- _SHORT TASK_
Extract all data as written.

- _DATASET EXCERPTS_
● ● ● ● ●
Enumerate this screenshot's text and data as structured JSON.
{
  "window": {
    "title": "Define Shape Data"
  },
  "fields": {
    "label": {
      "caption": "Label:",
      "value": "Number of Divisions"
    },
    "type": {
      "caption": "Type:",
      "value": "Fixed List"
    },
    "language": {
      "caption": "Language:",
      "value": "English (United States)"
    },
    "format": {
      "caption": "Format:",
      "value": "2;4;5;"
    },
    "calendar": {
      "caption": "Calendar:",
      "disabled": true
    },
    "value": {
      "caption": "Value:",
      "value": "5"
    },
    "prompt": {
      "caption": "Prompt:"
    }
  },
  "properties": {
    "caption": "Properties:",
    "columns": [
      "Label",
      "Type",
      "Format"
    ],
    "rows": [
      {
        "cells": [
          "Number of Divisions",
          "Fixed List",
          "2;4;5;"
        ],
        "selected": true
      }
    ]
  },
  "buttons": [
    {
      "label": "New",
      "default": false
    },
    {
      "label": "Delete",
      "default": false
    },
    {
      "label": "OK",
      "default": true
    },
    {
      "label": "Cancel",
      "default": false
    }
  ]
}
● ● ● ● ●
- _FINISHED ANSWER_
Enumerate this screenshot's text and data as structured JSON.
{
  "window": {
    "title": "Define Shape Data"
  },
  "fields": {
    "label": {
      "caption": "Label:",
      "value": "Number of Divisions"
    },
    "type": {
      "caption": "Type:",
      "value": "Fixed List"
    },
    "language": {
      "caption": "Language:",
      "value": "English (United States)"
    },
    "format": {
      "caption": "Format:",
      "value": "2;4;5;"
    },
    "calendar": {
      "caption": "Calendar:",
      "disabled": true
    },
    "value": {
      "caption": "Value:",
      "value": "5"
    },
    "prompt": {
      "caption": "Prompt:"
    }
  },
  "properties": {
    "caption": "Properties:",
    "columns": [
      "Label",
      "Type",
      "Format"
    ],
    "rows": [
      {
        "cells": [
          "Number of Divisions",
          "Fixed List",
          "2;4;5;"
        ],
        "selected": true
      }
    ]
  },
  "buttons": [
    {
      "label": "New",
      "default": false
    },
    {
      "label": "Delete",
      "default": false
    },
    {
      "label": "OK",
      "default": true
    },
    {
      "label": "Cancel",
      "default": false
    }
  ]
}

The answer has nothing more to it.